Provided text:
In this article, we’ll talk about trading with margin, or margin investing, and how to avoid margin calls.
Photo by andresvic on depositphotos
What is margin? I’ll give you a very specific example. Then we’ll talk about the advantages of margin trading, the dangers, and these so-called maintenance requirements.
What is a margin call? It’s bad when it happens, so we will cover how to respond when it does. We’ll also talk about portfolio margin.
What Is Buying On Margin?
Margin is basically borrowing money from your broker, on your brokerage account. You can think of it as a loan. Margin trading, as you’ll see in an example here in just a moment, allows you to buy more stocks than you’d be able to do normally with borrowed funds.
To trade on margin you need a margin account. This is different from a regular cash account in which you trade using the money that you have in your account. You are also borrowing money from your broker.
By law, your broker is required to obtain your consent to open a margin account, meaning the broker cannot simply turn your account into a margin account. It doesn’t work like this.
A margin account may be part of your standard account opening agreement where the broker asks you, “What account do you want to open? Do you want to open a margin account and we will give you more money? Or do you want to have a cash account?”

[Box annotation data]
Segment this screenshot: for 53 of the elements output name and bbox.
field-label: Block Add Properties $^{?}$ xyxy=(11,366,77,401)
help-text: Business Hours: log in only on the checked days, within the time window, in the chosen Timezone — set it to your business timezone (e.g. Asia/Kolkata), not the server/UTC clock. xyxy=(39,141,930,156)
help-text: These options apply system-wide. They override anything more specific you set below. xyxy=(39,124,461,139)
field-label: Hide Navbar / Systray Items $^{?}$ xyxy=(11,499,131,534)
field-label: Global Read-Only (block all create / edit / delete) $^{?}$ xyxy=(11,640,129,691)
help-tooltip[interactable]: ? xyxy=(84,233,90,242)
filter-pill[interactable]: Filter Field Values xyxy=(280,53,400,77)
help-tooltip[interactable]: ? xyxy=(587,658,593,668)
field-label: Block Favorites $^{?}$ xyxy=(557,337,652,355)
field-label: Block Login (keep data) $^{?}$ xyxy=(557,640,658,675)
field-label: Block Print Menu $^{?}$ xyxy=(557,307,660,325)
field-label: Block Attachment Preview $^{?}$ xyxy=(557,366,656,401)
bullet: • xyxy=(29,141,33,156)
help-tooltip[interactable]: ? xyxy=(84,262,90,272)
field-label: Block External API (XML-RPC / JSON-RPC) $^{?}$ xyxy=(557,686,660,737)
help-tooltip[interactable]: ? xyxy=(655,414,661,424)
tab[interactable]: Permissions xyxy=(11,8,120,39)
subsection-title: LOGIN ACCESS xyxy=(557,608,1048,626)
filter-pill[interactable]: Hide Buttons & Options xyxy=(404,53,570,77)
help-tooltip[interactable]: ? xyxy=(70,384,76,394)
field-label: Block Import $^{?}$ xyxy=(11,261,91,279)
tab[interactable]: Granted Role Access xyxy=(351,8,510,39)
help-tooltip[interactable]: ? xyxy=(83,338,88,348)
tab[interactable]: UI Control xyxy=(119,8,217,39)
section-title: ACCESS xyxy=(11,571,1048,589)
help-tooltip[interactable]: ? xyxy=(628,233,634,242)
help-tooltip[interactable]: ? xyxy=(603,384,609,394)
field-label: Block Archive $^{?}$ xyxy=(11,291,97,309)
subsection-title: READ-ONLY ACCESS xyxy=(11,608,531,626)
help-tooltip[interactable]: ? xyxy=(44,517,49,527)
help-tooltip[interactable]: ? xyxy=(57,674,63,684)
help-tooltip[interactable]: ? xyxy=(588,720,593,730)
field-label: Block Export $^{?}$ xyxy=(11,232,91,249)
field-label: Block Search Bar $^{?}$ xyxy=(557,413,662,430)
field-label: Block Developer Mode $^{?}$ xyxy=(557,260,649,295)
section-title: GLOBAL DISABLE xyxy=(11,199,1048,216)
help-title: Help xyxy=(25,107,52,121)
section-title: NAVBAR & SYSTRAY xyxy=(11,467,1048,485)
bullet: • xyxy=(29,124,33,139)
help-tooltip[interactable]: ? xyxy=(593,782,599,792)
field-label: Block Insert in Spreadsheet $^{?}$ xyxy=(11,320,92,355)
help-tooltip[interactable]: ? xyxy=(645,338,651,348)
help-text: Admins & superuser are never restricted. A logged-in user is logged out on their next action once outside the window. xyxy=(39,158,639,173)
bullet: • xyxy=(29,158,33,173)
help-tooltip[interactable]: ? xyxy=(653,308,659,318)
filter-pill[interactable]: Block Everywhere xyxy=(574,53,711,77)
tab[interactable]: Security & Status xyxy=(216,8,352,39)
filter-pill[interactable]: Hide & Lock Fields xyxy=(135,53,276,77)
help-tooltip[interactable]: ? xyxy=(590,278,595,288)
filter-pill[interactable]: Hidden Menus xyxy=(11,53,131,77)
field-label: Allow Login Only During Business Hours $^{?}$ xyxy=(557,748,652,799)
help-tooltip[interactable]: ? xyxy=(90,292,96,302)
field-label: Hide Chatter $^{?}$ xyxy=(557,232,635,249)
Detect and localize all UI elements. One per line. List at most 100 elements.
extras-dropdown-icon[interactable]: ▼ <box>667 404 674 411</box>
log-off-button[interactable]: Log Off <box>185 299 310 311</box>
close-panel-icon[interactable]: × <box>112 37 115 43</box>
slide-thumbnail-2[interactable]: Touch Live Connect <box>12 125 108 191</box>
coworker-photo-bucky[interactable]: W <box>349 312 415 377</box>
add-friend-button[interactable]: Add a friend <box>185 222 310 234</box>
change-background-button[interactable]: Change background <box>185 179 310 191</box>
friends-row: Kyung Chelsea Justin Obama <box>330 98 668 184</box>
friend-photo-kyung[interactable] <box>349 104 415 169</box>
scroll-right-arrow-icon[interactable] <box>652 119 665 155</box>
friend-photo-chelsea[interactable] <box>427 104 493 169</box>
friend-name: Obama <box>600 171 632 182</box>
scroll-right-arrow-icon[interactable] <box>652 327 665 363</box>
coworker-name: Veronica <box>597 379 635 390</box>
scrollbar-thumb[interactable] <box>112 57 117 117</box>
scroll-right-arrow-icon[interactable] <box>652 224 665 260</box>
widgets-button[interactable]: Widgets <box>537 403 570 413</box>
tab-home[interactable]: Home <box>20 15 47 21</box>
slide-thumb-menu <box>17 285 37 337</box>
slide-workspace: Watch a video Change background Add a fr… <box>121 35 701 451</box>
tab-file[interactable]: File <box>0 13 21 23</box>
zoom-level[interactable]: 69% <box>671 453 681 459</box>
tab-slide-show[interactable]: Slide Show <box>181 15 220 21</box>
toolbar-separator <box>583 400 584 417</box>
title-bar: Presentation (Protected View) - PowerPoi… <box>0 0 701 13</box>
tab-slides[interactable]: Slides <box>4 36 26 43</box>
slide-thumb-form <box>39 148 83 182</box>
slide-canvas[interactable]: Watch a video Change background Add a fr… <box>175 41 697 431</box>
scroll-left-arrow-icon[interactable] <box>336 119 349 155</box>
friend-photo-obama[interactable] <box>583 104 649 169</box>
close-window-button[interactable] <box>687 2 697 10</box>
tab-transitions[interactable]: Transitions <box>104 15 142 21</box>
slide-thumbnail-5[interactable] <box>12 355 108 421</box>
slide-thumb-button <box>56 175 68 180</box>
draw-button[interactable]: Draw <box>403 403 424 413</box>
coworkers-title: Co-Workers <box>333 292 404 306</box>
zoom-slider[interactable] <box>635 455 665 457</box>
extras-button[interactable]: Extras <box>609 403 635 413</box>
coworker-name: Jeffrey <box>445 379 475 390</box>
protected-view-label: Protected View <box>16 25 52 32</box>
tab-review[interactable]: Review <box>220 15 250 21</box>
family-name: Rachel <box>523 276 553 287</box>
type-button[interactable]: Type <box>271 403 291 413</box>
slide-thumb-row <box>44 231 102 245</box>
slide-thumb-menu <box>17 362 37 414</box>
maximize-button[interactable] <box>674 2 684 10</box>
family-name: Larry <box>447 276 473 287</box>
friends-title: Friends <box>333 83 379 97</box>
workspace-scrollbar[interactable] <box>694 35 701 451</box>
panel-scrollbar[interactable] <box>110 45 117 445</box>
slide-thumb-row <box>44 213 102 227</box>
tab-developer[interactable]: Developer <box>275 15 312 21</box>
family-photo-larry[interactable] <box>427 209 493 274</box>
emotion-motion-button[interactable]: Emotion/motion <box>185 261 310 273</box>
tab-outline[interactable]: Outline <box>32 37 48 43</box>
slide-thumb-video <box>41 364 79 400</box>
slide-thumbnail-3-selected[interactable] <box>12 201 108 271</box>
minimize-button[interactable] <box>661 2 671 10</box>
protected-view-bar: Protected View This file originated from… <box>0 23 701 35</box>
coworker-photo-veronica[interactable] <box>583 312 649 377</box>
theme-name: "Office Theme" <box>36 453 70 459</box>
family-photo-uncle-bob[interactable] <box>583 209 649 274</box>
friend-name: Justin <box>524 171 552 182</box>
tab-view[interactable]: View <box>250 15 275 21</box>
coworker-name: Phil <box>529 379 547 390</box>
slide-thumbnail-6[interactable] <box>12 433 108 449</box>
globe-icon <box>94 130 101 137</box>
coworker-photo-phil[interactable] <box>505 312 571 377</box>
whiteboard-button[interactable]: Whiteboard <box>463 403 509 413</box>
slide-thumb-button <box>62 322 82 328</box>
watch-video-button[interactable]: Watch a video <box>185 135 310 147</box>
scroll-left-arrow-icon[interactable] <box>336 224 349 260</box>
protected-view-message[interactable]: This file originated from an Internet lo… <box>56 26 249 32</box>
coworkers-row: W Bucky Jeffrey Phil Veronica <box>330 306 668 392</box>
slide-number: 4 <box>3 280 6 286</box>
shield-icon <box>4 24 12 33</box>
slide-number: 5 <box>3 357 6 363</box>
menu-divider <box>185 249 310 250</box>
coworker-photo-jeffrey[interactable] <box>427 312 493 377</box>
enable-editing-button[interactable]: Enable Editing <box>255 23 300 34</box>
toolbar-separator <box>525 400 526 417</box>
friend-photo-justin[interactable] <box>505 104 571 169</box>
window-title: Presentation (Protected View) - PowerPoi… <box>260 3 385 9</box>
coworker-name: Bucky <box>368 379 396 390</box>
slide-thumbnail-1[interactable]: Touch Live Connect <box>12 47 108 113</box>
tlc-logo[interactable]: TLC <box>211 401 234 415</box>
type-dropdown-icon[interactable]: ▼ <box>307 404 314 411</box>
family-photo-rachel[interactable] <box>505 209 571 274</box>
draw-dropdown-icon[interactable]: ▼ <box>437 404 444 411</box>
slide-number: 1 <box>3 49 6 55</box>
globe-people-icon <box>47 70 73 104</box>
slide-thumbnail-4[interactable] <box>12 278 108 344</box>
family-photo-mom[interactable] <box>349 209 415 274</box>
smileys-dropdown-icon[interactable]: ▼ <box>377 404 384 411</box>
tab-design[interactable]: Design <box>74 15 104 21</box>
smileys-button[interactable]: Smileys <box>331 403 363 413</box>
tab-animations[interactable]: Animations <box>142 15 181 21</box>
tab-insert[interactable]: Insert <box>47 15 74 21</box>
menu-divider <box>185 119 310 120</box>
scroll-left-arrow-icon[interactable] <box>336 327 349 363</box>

Challenge A:
According to the margin trading article, what must a broker obtain by law before opening a margin account?
Challenge B:
Change everything from "To trade on" down to "work like this." in the margin trading article, putting "permission" where "consent" stands.
Challenge C:
Go on with the margin trading article, writing on from its final sentence.

Final result A:
Your consent.

Final result B:
To trade on margin you need a margin account. This is different from a regular cash account in which you trade using the money that you have in your account. You are also borrowing money from your broker.
By law, your broker is required to obtain your permission to open a margin account, meaning the broker cannot simply turn your account into a margin account. It doesn’t work like this.

Final result C:
How It Works
By law, an initial investment of at least $2,000 to your account balance is required for a margin account, but some brokers require more. This deposit that you have initially, it’s also known as the minimum margin, and once the account is open and operational, you can borrow up to 50 percent of the purchase price of the stock.
For example, let’s just say that you put $10,000 in cash into a margin account. This means you can borrow another $10,000 from your broker. You don’t have to do this as it’s basically like a line of credit, so you can borrow less, or you can borrow none at all.
The important thing is you can keep your loan on the margin as long as you want, provided you fulfill your obligations, such as paying interest on time.
When you sell the stock in a margin account it’s pretty much like selling your house. At first, the proceeds go to your broker against the repayment of the loan. Much like a mortgage, when you sell your house the bank is being paid first.
Now there’s a restriction called the maintenance margin, which is the minimum account balance you must maintain before your broker will force you to deposit more funds or sell stock. And when that happens, it’s a margin call, and we’ll talk about this in a moment.
An Example On Using Margin
Let’s say you’re putting $10,000 cash in your margin account. Your broker will loan you another $10,000. That is UP TO $10,000. This is borrowed money but again, you don’t have to. This means that you have a buying power of $20,000.
Let’s just do an extreme and let’s say with this buying power of $20,000, you are buying 100 shares of a stock that is worth $200. So this means that now you’re using every single cent of your buying power in the account, but there’s a reason why I’m using this extreme here.
Now, when you do this, $10,000 of this $20,000 is your cash, and $10,000 is the borrowed money on your brokerage account. On the $10,000 you borrowed from your broker, you’ll pay interest. But why would you consider doing this and trade on margin?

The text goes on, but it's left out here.